Print the data that follows exactly.

────────

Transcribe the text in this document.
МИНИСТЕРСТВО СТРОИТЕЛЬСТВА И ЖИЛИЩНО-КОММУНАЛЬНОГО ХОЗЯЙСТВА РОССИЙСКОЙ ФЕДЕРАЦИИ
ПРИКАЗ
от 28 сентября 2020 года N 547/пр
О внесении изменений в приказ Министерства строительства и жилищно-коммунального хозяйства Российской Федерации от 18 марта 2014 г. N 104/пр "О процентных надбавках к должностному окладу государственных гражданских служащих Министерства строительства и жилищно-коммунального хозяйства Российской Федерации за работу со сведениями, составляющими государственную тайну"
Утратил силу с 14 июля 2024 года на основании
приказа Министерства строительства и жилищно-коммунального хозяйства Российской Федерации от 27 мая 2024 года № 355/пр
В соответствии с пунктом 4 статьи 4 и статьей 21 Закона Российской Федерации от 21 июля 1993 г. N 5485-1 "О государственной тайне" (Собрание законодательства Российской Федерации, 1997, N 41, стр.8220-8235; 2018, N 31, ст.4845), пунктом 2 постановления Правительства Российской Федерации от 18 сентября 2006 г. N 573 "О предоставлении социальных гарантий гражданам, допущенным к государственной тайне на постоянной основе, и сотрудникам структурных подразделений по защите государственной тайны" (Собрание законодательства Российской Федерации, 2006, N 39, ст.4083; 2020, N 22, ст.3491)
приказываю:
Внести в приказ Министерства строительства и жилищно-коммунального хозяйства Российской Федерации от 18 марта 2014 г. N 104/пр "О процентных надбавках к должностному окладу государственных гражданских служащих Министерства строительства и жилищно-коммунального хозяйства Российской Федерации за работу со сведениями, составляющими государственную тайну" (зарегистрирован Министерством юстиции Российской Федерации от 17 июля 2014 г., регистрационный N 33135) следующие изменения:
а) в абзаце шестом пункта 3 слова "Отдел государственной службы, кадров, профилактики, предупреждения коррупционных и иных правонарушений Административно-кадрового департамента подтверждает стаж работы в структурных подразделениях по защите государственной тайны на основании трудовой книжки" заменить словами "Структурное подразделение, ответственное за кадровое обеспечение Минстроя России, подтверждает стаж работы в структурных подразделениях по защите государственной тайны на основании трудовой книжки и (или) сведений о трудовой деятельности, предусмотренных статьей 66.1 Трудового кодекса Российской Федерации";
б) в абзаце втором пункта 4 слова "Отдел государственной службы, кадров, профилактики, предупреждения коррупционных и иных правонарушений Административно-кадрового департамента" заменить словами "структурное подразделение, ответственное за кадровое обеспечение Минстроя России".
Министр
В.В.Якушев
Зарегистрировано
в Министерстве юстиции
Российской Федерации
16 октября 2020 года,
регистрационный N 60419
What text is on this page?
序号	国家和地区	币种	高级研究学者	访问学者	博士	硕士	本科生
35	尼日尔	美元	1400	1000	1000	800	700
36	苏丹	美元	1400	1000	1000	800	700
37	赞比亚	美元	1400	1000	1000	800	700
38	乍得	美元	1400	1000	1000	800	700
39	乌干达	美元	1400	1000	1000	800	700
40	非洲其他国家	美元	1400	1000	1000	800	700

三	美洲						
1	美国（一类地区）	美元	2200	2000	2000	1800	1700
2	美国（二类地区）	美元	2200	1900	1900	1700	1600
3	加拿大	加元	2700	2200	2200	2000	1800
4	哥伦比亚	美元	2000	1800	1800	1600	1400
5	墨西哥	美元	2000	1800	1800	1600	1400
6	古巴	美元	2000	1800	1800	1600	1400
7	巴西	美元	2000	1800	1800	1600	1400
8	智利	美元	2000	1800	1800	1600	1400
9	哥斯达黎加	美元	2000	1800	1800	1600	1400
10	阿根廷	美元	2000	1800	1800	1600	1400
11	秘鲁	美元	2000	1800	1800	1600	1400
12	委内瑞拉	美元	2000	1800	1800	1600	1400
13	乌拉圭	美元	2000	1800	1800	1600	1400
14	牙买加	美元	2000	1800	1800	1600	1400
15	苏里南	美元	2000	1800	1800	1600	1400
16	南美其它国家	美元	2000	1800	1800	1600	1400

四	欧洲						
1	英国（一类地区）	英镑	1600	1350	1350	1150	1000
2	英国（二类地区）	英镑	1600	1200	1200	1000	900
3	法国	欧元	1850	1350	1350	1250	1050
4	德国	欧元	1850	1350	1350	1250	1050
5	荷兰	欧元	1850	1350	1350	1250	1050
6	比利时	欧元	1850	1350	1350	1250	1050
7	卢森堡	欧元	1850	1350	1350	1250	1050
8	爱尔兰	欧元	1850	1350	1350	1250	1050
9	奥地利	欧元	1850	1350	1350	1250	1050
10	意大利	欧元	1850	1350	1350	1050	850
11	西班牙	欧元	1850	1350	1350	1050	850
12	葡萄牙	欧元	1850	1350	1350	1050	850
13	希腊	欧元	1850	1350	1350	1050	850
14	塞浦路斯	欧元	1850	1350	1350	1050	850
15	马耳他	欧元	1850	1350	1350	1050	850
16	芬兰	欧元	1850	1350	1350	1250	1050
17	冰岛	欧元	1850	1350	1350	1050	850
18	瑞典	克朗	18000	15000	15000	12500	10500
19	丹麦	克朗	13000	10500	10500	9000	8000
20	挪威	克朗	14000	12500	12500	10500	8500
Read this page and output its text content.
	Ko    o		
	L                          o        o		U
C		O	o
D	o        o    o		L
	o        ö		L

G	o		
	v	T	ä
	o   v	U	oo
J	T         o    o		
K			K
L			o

────────

**Response for this exercise**
Transcribe the text in this document.
МИНИСТЕРСТВО СТРОИТЕЛЬСТВА И ЖИЛИЩНО-КОММУНАЛЬНОГО ХОЗЯЙСТВА РОССИЙСКОЙ ФЕДЕРАЦИИ
ПРИКАЗ
от 28 сентября 2020 года N 547/пр
О внесении изменений в приказ Министерства строительства и жилищно-коммунального хозяйства Российской Федерации от 18 марта 2014 г. N 104/пр "О процентных надбавках к должностному окладу государственных гражданских служащих Министерства строительства и жилищно-коммунального хозяйства Российской Федерации за работу со сведениями, составляющими государственную тайну"
Утратил силу с 14 июля 2024 года на основании
приказа Министерства строительства и жилищно-коммунального хозяйства Российской Федерации от 27 мая 2024 года № 355/пр
В соответствии с пунктом 4 статьи 4 и статьей 21 Закона Российской Федерации от 21 июля 1993 г. N 5485-1 "О государственной тайне" (Собрание законодательства Российской Федерации, 1997, N 41, стр.8220-8235; 2018, N 31, ст.4845), пунктом 2 постановления Правительства Российской Федерации от 18 сентября 2006 г. N 573 "О предоставлении социальных гарантий гражданам, допущенным к государственной тайне на постоянной основе, и сотрудникам структурных подразделений по защите государственной тайны" (Собрание законодательства Российской Федерации, 2006, N 39, ст.4083; 2020, N 22, ст.3491)
приказываю:
Внести в приказ Министерства строительства и жилищно-коммунального хозяйства Российской Федерации от 18 марта 2014 г. N 104/пр "О процентных надбавках к должностному окладу государственных гражданских служащих Министерства строительства и жилищно-коммунального хозяйства Российской Федерации за работу со сведениями, составляющими государственную тайну" (зарегистрирован Министерством юстиции Российской Федерации от 17 июля 2014 г., регистрационный N 33135) следующие изменения:
а) в абзаце шестом пункта 3 слова "Отдел государственной службы, кадров, профилактики, предупреждения коррупционных и иных правонарушений Административно-кадрового департамента подтверждает стаж работы в структурных подразделениях по защите государственной тайны на основании трудовой книжки" заменить словами "Структурное подразделение, ответственное за кадровое обеспечение Минстроя России, подтверждает стаж работы в структурных подразделениях по защите государственной тайны на основании трудовой книжки и (или) сведений о трудовой деятельности, предусмотренных статьей 66.1 Трудового кодекса Российской Федерации";
б) в абзаце втором пункта 4 слова "Отдел государственной службы, кадров, профилактики, предупреждения коррупционных и иных правонарушений Административно-кадрового департамента" заменить словами "структурное подразделение, ответственное за кадровое обеспечение Минстроя России".
Министр
В.В.Якушев
Зарегистрировано
в Министерстве юстиции
Российской Федерации
16 октября 2020 года,
регистрационный N 60419
What text is on this page?
序号	国家和地区	币种	高级研究学者	访问学者	博士	硕士	本科生
35	尼日尔	美元	1400	1000	1000	800	700
36	苏丹	美元	1400	1000	1000	800	700
37	赞比亚	美元	1400	1000	1000	800	700
38	乍得	美元	1400	1000	1000	800	700
39	乌干达	美元	1400	1000	1000	800	700
40	非洲其他国家	美元	1400	1000	1000	800	700

三	美洲						
1	美国（一类地区）	美元	2200	2000	2000	1800	1700
2	美国（二类地区）	美元	2200	1900	1900	1700	1600
3	加拿大	加元	2700	2200	2200	2000	1800
4	哥伦比亚	美元	2000	1800	1800	1600	1400
5	墨西哥	美元	2000	1800	1800	1600	1400
6	古巴	美元	2000	1800	1800	1600	1400
7	巴西	美元	2000	1800	1800	1600	1400
8	智利	美元	2000	1800	1800	1600	1400
9	哥斯达黎加	美元	2000	1800	1800	1600	1400
10	阿根廷	美元	2000	1800	1800	1600	1400
11	秘鲁	美元	2000	1800	1800	1600	1400
12	委内瑞拉	美元	2000	1800	1800	1600	1400
13	乌拉圭	美元	2000	1800	1800	1600	1400
14	牙买加	美元	2000	1800	1800	1600	1400
15	苏里南	美元	2000	1800	1800	1600	1400
16	南美其它国家	美元	2000	1800	1800	1600	1400

四	欧洲						
1	英国（一类地区）	英镑	1600	1350	1350	1150	1000
2	英国（二类地区）	英镑	1600	1200	1200	1000	900
3	法国	欧元	1850	1350	1350	1250	1050
4	德国	欧元	1850	1350	1350	1250	1050
5	荷兰	欧元	1850	1350	1350	1250	1050
6	比利时	欧元	1850	1350	1350	1250	1050
7	卢森堡	欧元	1850	1350	1350	1250	1050
8	爱尔兰	欧元	1850	1350	1350	1250	1050
9	奥地利	欧元	1850	1350	1350	1250	1050
10	意大利	欧元	1850	1350	1350	1050	850
11	西班牙	欧元	1850	1350	1350	1050	850
12	葡萄牙	欧元	1850	1350	1350	1050	850
13	希腊	欧元	1850	1350	1350	1050	850
14	塞浦路斯	欧元	1850	1350	1350	1050	850
15	马耳他	欧元	1850	1350	1350	1050	850
16	芬兰	欧元	1850	1350	1350	1250	1050
17	冰岛	欧元	1850	1350	1350	1050	850
18	瑞典	克朗	18000	15000	15000	12500	10500
19	丹麦	克朗	13000	10500	10500	9000	8000
20	挪威	克朗	14000	12500	12500	10500	8500
Read this page and output its text content.
	Ko    o		
	L                          o        o		U
C		O	o
D	o        o    o		L
	o        ö		L

G	o		
	v	T	ä
	o   v	U	oo
J	T         o    o		
K			K
L			o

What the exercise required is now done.